-- Written instruction --
Each line below should be reproduced without any alteration.
-- begin Records for this exercise --
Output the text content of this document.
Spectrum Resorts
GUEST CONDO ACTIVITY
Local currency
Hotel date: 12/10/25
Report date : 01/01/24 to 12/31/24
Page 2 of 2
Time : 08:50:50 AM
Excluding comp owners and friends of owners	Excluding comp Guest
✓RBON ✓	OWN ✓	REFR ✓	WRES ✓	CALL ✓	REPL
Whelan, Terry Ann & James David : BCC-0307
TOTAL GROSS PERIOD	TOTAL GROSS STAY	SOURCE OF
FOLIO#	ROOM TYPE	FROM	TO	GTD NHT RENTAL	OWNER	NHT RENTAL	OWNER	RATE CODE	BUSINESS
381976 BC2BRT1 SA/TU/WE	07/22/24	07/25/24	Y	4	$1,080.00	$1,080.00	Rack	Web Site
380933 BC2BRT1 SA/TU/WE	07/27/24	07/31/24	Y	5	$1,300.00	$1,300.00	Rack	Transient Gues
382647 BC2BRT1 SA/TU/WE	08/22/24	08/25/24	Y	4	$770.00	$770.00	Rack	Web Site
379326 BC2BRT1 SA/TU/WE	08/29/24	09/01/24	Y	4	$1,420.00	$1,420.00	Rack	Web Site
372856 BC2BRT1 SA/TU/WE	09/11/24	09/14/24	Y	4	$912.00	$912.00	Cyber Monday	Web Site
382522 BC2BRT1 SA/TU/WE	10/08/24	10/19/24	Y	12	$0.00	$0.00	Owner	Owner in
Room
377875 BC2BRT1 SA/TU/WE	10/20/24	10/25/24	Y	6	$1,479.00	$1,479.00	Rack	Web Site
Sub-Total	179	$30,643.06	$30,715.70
-- end Records for this exercise --
-- Exercise answer --
Output the text content of this document.
Spectrum Resorts
GUEST CONDO ACTIVITY
Local currency
Hotel date: 12/10/25
Report date : 01/01/24 to 12/31/24
Page 2 of 2
Time : 08:50:50 AM
Excluding comp owners and friends of owners	Excluding comp Guest
✓RBON ✓	OWN ✓	REFR ✓	WRES ✓	CALL ✓	REPL
Whelan, Terry Ann & James David : BCC-0307
TOTAL GROSS PERIOD	TOTAL GROSS STAY	SOURCE OF
FOLIO#	ROOM TYPE	FROM	TO	GTD NHT RENTAL	OWNER	NHT RENTAL	OWNER	RATE CODE	BUSINESS
381976 BC2BRT1 SA/TU/WE	07/22/24	07/25/24	Y	4	$1,080.00	$1,080.00	Rack	Web Site
380933 BC2BRT1 SA/TU/WE	07/27/24	07/31/24	Y	5	$1,300.00	$1,300.00	Rack	Transient Gues
382647 BC2BRT1 SA/TU/WE	08/22/24	08/25/24	Y	4	$770.00	$770.00	Rack	Web Site
379326 BC2BRT1 SA/TU/WE	08/29/24	09/01/24	Y	4	$1,420.00	$1,420.00	Rack	Web Site
372856 BC2BRT1 SA/TU/WE	09/11/24	09/14/24	Y	4	$912.00	$912.00	Cyber Monday	Web Site
382522 BC2BRT1 SA/TU/WE	10/08/24	10/19/24	Y	12	$0.00	$0.00	Owner	Owner in
Room
377875 BC2BRT1 SA/TU/WE	10/20/24	10/25/24	Y	6	$1,479.00	$1,479.00	Rack	Web Site
Sub-Total	179	$30,643.06	$30,715.70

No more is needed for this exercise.